**Task directions**
Copy out every line of the data below word for word, leaving out the pictures.
— Start Records shown —
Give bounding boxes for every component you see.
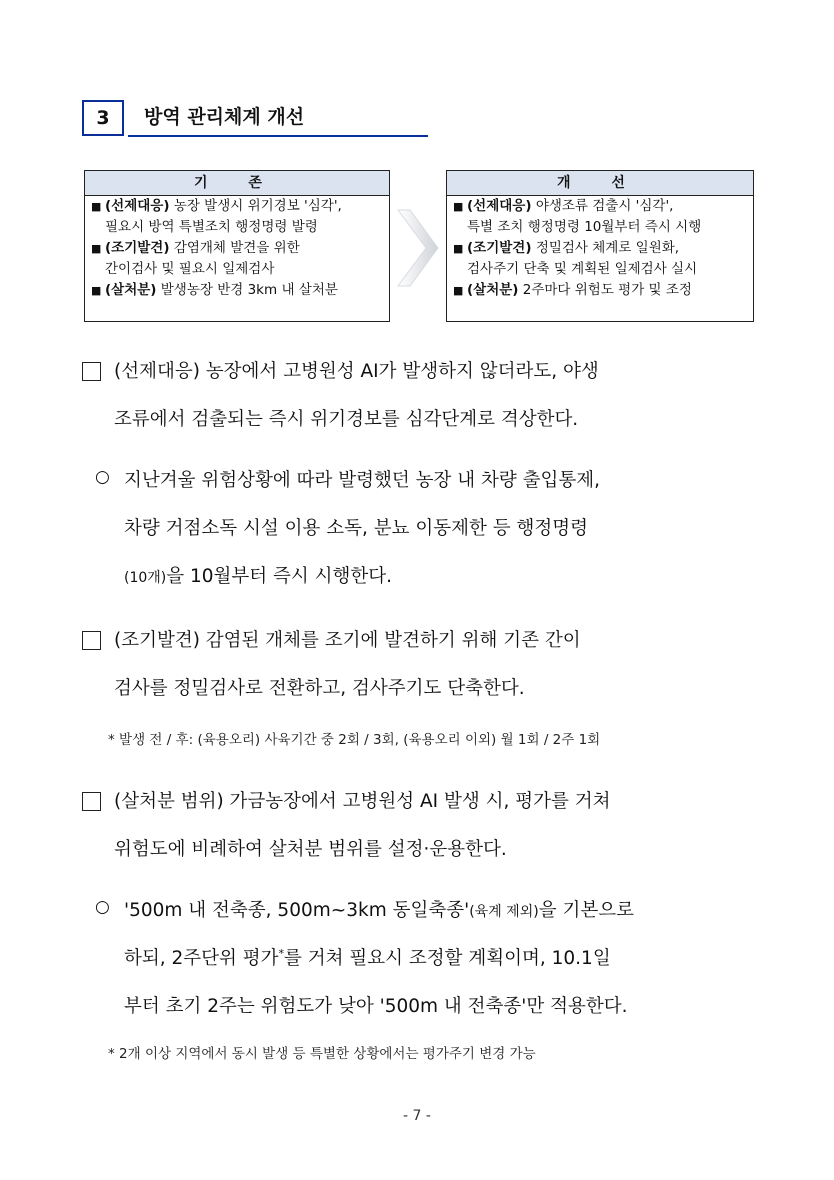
square-bullet-icon: ■	[91, 200, 102, 213]
comparison-before-header: 기 존	[85, 171, 389, 196]
comparison-after-header: 개 선	[447, 171, 753, 196]
p1-sub-count: (10개)	[124, 570, 167, 586]
p3-sub-line1-text: '500m 내 전축종, 500m~3km 동일축종'	[124, 900, 470, 921]
square-bullet-icon: ■	[91, 242, 102, 255]
square-bullet-icon: ■	[453, 200, 464, 213]
right-arrow-icon	[396, 208, 440, 288]
after-item-early-detection	[447, 238, 753, 280]
comparison-after-box	[446, 170, 754, 322]
after-item-text: 정밀검사 체계로 일원화,	[535, 240, 680, 256]
before-item-preemptive	[85, 196, 389, 238]
after-item-label: (살처분)	[467, 282, 519, 298]
section-title: 방역 관리체계 개선	[144, 106, 305, 128]
p3-sub-line1-text: 을 기본으로	[538, 900, 634, 921]
p2-note: * 발생 전 / 후: (육용오리) 사육기간 중 2회 / 3회, (육용오리 이외) 월 1회 / 2주 1회	[108, 732, 601, 748]
before-item-text: 필요시 방역 특별조치 행정명령 발령	[105, 219, 318, 235]
p1-line1: (선제대응) 농장에서 고병원성 AI가 발생하지 않더라도, 야생	[114, 361, 599, 382]
p2-line1: (조기발견) 감염된 개체를 조기에 발견하기 위해 기존 간이	[114, 630, 581, 651]
square-bullet-icon: ■	[453, 242, 464, 255]
p3-sub-line2	[124, 944, 611, 970]
after-item-preemptive	[447, 196, 753, 238]
checkbox-bullet-icon	[82, 362, 101, 381]
before-item-label: (조기발견)	[105, 240, 170, 256]
after-item-text: 야생조류 검출시 '심각',	[535, 198, 674, 214]
checkbox-bullet-icon	[82, 631, 101, 650]
section-underline	[128, 135, 428, 137]
before-item-label: (선제대응)	[105, 198, 170, 214]
before-item-text: 농장 발생시 위기경보 '심각',	[173, 198, 342, 214]
footnote-marker: *	[278, 946, 285, 960]
page-number: - 7 -	[403, 1108, 431, 1124]
after-item-text: 2주마다 위험도 평가 및 조정	[522, 282, 692, 298]
p3-line2: 위험도에 비례하여 살처분 범위를 설정·운용한다.	[114, 839, 507, 860]
p1-sub-line3	[124, 562, 392, 588]
before-item-text: 발생농장 반경 3km 내 살처분	[160, 282, 338, 298]
after-item-label: (선제대응)	[467, 198, 532, 214]
p3-sub-line1	[124, 896, 634, 922]
before-item-early-detection	[85, 238, 389, 280]
after-item-text: 검사주기 단축 및 계획된 일제검사 실시	[467, 261, 698, 277]
circle-bullet-icon: ○	[95, 897, 110, 917]
before-item-text: 감염개체 발견을 위한	[173, 240, 300, 256]
checkbox-bullet-icon	[82, 792, 101, 811]
p1-sub-line3-text: 을 10월부터 즉시 시행한다.	[166, 566, 393, 587]
p2-line2: 검사를 정밀검사로 전환하고, 검사주기도 단축한다.	[114, 678, 525, 699]
before-item-label: (살처분)	[105, 282, 157, 298]
p3-sub-line3: 부터 초기 2주는 위험도가 낮아 '500m 내 전축종'만 적용한다.	[124, 996, 628, 1017]
p3-note: * 2개 이상 지역에서 동시 발생 등 특별한 상황에서는 평가주기 변경 가능	[108, 1046, 536, 1062]
p1-sub-line2: 차량 거점소독 시설 이용 소독, 분뇨 이동제한 등 행정명령	[124, 518, 588, 539]
after-item-culling	[447, 280, 753, 301]
circle-bullet-icon: ○	[95, 467, 110, 487]
p3-sub-line2-text: 하되, 2주단위 평가	[124, 948, 279, 969]
p3-line1: (살처분 범위) 가금농장에서 고병원성 AI 발생 시, 평가를 거쳐	[114, 791, 611, 812]
after-item-text: 특별 조치 행정명령 10월부터 즉시 시행	[467, 219, 702, 235]
square-bullet-icon: ■	[453, 284, 464, 297]
before-item-culling	[85, 280, 389, 301]
p3-sub-exclusion: (육계 제외)	[469, 904, 539, 920]
before-item-text: 간이검사 및 필요시 일제검사	[105, 261, 275, 277]
square-bullet-icon: ■	[91, 284, 102, 297]
comparison-before-items	[85, 196, 389, 301]
comparison-after-items	[447, 196, 753, 301]
p3-sub-line2-text: 를 거쳐 필요시 조정할 계획이며, 10.1일	[284, 948, 611, 969]
section-number: 3	[82, 100, 124, 136]
p1-line2: 조류에서 검출되는 즉시 위기경보를 심각단계로 격상한다.	[114, 409, 579, 430]
after-item-label: (조기발견)	[467, 240, 532, 256]
p1-sub-line1: 지난겨울 위험상황에 따라 발령했던 농장 내 차량 출입통제,	[124, 470, 600, 491]
comparison-before-box	[84, 170, 390, 322]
— End Records shown —
**Correct response**
Give bounding boxes for every component you see.
square-bullet-icon: ■	[91, 200, 102, 213]
comparison-before-header: 기 존	[85, 171, 389, 196]
comparison-after-header: 개 선	[447, 171, 753, 196]
p1-sub-count: (10개)	[124, 570, 167, 586]
p3-sub-line1-text: '500m 내 전축종, 500m~3km 동일축종'	[124, 900, 470, 921]
square-bullet-icon: ■	[91, 242, 102, 255]
square-bullet-icon: ■	[453, 200, 464, 213]
right-arrow-icon	[396, 208, 440, 288]
after-item-early-detection	[447, 238, 753, 280]
comparison-after-box	[446, 170, 754, 322]
after-item-text: 정밀검사 체계로 일원화,	[535, 240, 680, 256]
before-item-preemptive	[85, 196, 389, 238]
after-item-label: (살처분)	[467, 282, 519, 298]
section-title: 방역 관리체계 개선	[144, 106, 305, 128]
p3-sub-line1-text: 을 기본으로	[538, 900, 634, 921]
p2-note: * 발생 전 / 후: (육용오리) 사육기간 중 2회 / 3회, (육용오리 이외) 월 1회 / 2주 1회	[108, 732, 601, 748]
before-item-text: 필요시 방역 특별조치 행정명령 발령	[105, 219, 318, 235]
p1-line1: (선제대응) 농장에서 고병원성 AI가 발생하지 않더라도, 야생	[114, 361, 599, 382]
p2-line1: (조기발견) 감염된 개체를 조기에 발견하기 위해 기존 간이	[114, 630, 581, 651]
square-bullet-icon: ■	[453, 242, 464, 255]
p3-sub-line2	[124, 944, 611, 970]
after-item-preemptive	[447, 196, 753, 238]
checkbox-bullet-icon	[82, 362, 101, 381]
before-item-label: (조기발견)	[105, 240, 170, 256]
after-item-text: 야생조류 검출시 '심각',	[535, 198, 674, 214]
checkbox-bullet-icon	[82, 631, 101, 650]
section-underline	[128, 135, 428, 137]
before-item-label: (선제대응)	[105, 198, 170, 214]
before-item-text: 농장 발생시 위기경보 '심각',	[173, 198, 342, 214]
footnote-marker: *	[278, 946, 285, 960]
page-number: - 7 -	[403, 1108, 431, 1124]
after-item-text: 2주마다 위험도 평가 및 조정	[522, 282, 692, 298]
p3-line2: 위험도에 비례하여 살처분 범위를 설정·운용한다.	[114, 839, 507, 860]
p1-sub-line3	[124, 562, 392, 588]
before-item-text: 발생농장 반경 3km 내 살처분	[160, 282, 338, 298]
after-item-label: (선제대응)	[467, 198, 532, 214]
p3-sub-line1	[124, 896, 634, 922]
before-item-early-detection	[85, 238, 389, 280]
after-item-text: 검사주기 단축 및 계획된 일제검사 실시	[467, 261, 698, 277]
circle-bullet-icon: ○	[95, 897, 110, 917]
before-item-text: 감염개체 발견을 위한	[173, 240, 300, 256]
checkbox-bullet-icon	[82, 792, 101, 811]
p1-sub-line3-text: 을 10월부터 즉시 시행한다.	[166, 566, 393, 587]
p2-line2: 검사를 정밀검사로 전환하고, 검사주기도 단축한다.	[114, 678, 525, 699]
before-item-label: (살처분)	[105, 282, 157, 298]
p3-sub-line3: 부터 초기 2주는 위험도가 낮아 '500m 내 전축종'만 적용한다.	[124, 996, 628, 1017]
p3-note: * 2개 이상 지역에서 동시 발생 등 특별한 상황에서는 평가주기 변경 가능	[108, 1046, 536, 1062]
p1-sub-line2: 차량 거점소독 시설 이용 소독, 분뇨 이동제한 등 행정명령	[124, 518, 588, 539]
after-item-culling	[447, 280, 753, 301]
circle-bullet-icon: ○	[95, 467, 110, 487]
p3-sub-line2-text: 하되, 2주단위 평가	[124, 948, 279, 969]
p3-line1: (살처분 범위) 가금농장에서 고병원성 AI 발생 시, 평가를 거쳐	[114, 791, 611, 812]
after-item-text: 특별 조치 행정명령 10월부터 즉시 시행	[467, 219, 702, 235]
square-bullet-icon: ■	[453, 284, 464, 297]
before-item-culling	[85, 280, 389, 301]
p3-sub-exclusion: (육계 제외)	[469, 904, 539, 920]
before-item-text: 간이검사 및 필요시 일제검사	[105, 261, 275, 277]
square-bullet-icon: ■	[91, 284, 102, 297]
comparison-before-items	[85, 196, 389, 301]
comparison-after-items	[447, 196, 753, 301]
p3-sub-line2-text: 를 거쳐 필요시 조정할 계획이며, 10.1일	[284, 948, 611, 969]
section-number: 3	[82, 100, 124, 136]
p1-line2: 조류에서 검출되는 즉시 위기경보를 심각단계로 격상한다.	[114, 409, 579, 430]
after-item-label: (조기발견)	[467, 240, 532, 256]
p1-sub-line1: 지난겨울 위험상황에 따라 발령했던 농장 내 차량 출입통제,	[124, 470, 600, 491]
comparison-before-box	[84, 170, 390, 322]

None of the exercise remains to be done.